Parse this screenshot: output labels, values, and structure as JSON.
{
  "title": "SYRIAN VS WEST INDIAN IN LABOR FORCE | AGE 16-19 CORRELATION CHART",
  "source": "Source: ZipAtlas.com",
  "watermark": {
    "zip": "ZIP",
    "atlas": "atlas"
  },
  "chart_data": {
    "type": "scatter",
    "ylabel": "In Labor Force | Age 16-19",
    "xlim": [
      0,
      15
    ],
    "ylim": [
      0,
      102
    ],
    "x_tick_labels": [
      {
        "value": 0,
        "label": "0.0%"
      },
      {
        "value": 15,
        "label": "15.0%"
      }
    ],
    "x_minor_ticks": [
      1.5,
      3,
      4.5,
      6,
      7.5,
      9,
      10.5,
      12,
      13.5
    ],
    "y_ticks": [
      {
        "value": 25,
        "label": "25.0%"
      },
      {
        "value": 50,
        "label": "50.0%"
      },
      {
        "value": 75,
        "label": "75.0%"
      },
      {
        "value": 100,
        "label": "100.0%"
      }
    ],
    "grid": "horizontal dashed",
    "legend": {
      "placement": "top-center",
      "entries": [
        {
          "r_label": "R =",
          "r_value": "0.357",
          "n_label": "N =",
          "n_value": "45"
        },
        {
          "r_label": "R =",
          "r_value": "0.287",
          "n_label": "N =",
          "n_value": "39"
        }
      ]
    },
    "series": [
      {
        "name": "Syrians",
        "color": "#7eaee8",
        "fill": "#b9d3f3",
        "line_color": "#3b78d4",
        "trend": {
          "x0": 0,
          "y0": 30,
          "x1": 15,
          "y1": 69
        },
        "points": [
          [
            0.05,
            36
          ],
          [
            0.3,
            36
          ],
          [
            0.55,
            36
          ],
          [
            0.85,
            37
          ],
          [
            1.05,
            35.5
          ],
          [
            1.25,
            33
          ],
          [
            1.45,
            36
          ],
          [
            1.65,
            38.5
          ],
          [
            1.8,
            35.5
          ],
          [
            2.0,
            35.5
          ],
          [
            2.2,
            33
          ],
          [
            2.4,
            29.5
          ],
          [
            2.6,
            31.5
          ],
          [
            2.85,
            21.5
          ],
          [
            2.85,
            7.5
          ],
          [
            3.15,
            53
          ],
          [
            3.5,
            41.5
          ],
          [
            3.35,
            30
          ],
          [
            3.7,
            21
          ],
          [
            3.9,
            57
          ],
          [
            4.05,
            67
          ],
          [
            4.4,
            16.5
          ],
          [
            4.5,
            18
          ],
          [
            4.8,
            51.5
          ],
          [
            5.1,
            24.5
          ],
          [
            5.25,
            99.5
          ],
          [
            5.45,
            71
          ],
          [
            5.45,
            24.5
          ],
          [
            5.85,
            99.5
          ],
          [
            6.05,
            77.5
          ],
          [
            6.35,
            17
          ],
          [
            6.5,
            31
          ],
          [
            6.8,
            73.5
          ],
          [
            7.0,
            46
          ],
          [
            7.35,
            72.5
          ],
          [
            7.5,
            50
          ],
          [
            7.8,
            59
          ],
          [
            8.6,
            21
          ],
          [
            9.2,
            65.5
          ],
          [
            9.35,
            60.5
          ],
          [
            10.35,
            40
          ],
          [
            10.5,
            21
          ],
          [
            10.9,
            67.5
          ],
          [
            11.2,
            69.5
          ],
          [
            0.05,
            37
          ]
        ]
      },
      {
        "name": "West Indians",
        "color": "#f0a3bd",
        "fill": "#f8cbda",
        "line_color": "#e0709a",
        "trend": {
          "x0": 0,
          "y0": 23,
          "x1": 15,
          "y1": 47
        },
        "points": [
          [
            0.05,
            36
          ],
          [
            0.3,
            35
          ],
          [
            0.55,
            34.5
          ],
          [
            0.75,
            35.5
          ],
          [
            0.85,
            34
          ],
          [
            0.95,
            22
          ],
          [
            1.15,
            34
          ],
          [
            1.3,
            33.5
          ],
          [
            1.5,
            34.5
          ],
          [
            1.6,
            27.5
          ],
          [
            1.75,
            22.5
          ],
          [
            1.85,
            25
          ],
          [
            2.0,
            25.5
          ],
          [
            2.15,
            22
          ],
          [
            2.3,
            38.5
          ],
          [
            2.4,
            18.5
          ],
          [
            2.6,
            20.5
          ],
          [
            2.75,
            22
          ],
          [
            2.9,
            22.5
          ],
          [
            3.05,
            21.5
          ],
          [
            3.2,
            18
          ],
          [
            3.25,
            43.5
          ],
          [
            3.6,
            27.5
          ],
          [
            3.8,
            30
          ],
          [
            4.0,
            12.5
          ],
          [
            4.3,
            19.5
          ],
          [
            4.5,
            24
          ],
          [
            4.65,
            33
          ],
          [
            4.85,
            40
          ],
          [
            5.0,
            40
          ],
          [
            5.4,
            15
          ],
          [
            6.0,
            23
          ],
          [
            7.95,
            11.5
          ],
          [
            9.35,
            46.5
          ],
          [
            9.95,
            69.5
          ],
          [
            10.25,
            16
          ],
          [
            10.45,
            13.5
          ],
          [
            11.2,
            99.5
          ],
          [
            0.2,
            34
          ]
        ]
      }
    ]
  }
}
++++++++++++++++++++
Goal of the exercise ::
Retype the whole listing above exactly.

Task result ::
Parse this screenshot: output labels, values, and structure as JSON.
{
  "title": "SYRIAN VS WEST INDIAN IN LABOR FORCE | AGE 16-19 CORRELATION CHART",
  "source": "Source: ZipAtlas.com",
  "watermark": {
    "zip": "ZIP",
    "atlas": "atlas"
  },
  "chart_data": {
    "type": "scatter",
    "ylabel": "In Labor Force | Age 16-19",
    "xlim": [
      0,
      15
    ],
    "ylim": [
      0,
      102
    ],
    "x_tick_labels": [
      {
        "value": 0,
        "label": "0.0%"
      },
      {
        "value": 15,
        "label": "15.0%"
      }
    ],
    "x_minor_ticks": [
      1.5,
      3,
      4.5,
      6,
      7.5,
      9,
      10.5,
      12,
      13.5
    ],
    "y_ticks": [
      {
        "value": 25,
        "label": "25.0%"
      },
      {
        "value": 50,
        "label": "50.0%"
      },
      {
        "value": 75,
        "label": "75.0%"
      },
      {
        "value": 100,
        "label": "100.0%"
      }
    ],
    "grid": "horizontal dashed",
    "legend": {
      "placement": "top-center",
      "entries": [
        {
          "r_label": "R =",
          "r_value": "0.357",
          "n_label": "N =",
          "n_value": "45"
        },
        {
          "r_label": "R =",
          "r_value": "0.287",
          "n_label": "N =",
          "n_value": "39"
        }
      ]
    },
    "series": [
      {
        "name": "Syrians",
        "color": "#7eaee8",
        "fill": "#b9d3f3",
        "line_color": "#3b78d4",
        "trend": {
          "x0": 0,
          "y0": 30,
          "x1": 15,
          "y1": 69
        },
        "points": [
          [
            0.05,
            36
          ],
          [
            0.3,
            36
          ],
          [
            0.55,
            36
          ],
          [
            0.85,
            37
          ],
          [
            1.05,
            35.5
          ],
          [
            1.25,
            33
          ],
          [
            1.45,
            36
          ],
          [
            1.65,
            38.5
          ],
          [
            1.8,
            35.5
          ],
          [
            2.0,
            35.5
          ],
          [
            2.2,
            33
          ],
          [
            2.4,
            29.5
          ],
          [
            2.6,
            31.5
          ],
          [
            2.85,
            21.5
          ],
          [
            2.85,
            7.5
          ],
          [
            3.15,
            53
          ],
          [
            3.5,
            41.5
          ],
          [
            3.35,
            30
          ],
          [
            3.7,
            21
          ],
          [
            3.9,
            57
          ],
          [
            4.05,
            67
          ],
          [
            4.4,
            16.5
          ],
          [
            4.5,
            18
          ],
          [
            4.8,
            51.5
          ],
          [
            5.1,
            24.5
          ],
          [
            5.25,
            99.5
          ],
          [
            5.45,
            71
          ],
          [
            5.45,
            24.5
          ],
          [
            5.85,
            99.5
          ],
          [
            6.05,
            77.5
          ],
          [
            6.35,
            17
          ],
          [
            6.5,
            31
          ],
          [
            6.8,
            73.5
          ],
          [
            7.0,
            46
          ],
          [
            7.35,
            72.5
          ],
          [
            7.5,
            50
          ],
          [
            7.8,
            59
          ],
          [
            8.6,
            21
          ],
          [
            9.2,
            65.5
          ],
          [
            9.35,
            60.5
          ],
          [
            10.35,
            40
          ],
          [
            10.5,
            21
          ],
          [
            10.9,
            67.5
          ],
          [
            11.2,
            69.5
          ],
          [
            0.05,
            37
          ]
        ]
      },
      {
        "name": "West Indians",
        "color": "#f0a3bd",
        "fill": "#f8cbda",
        "line_color": "#e0709a",
        "trend": {
          "x0": 0,
          "y0": 23,
          "x1": 15,
          "y1": 47
        },
        "points": [
          [
            0.05,
            36
          ],
          [
            0.3,
            35
          ],
          [
            0.55,
            34.5
          ],
          [
            0.75,
            35.5
          ],
          [
            0.85,
            34
          ],
          [
            0.95,
            22
          ],
          [
            1.15,
            34
          ],
          [
            1.3,
            33.5
          ],
          [
            1.5,
            34.5
          ],
          [
            1.6,
            27.5
          ],
          [
            1.75,
            22.5
          ],
          [
            1.85,
            25
          ],
          [
            2.0,
            25.5
          ],
          [
            2.15,
            22
          ],
          [
            2.3,
            38.5
          ],
          [
            2.4,
            18.5
          ],
          [
            2.6,
            20.5
          ],
          [
            2.75,
            22
          ],
          [
            2.9,
            22.5
          ],
          [
            3.05,
            21.5
          ],
          [
            3.2,
            18
          ],
          [
            3.25,
            43.5
          ],
          [
            3.6,
            27.5
          ],
          [
            3.8,
            30
          ],
          [
            4.0,
            12.5
          ],
          [
            4.3,
            19.5
          ],
          [
            4.5,
            24
          ],
          [
            4.65,
            33
          ],
          [
            4.85,
            40
          ],
          [
            5.0,
            40
          ],
          [
            5.4,
            15
          ],
          [
            6.0,
            23
          ],
          [
            7.95,
            11.5
          ],
          [
            9.35,
            46.5
          ],
          [
            9.95,
            69.5
          ],
          [
            10.25,
            16
          ],
          [
            10.45,
            13.5
          ],
          [
            11.2,
            99.5
          ],
          [
            0.2,
            34
          ]
        ]
      }
    ]
  }
}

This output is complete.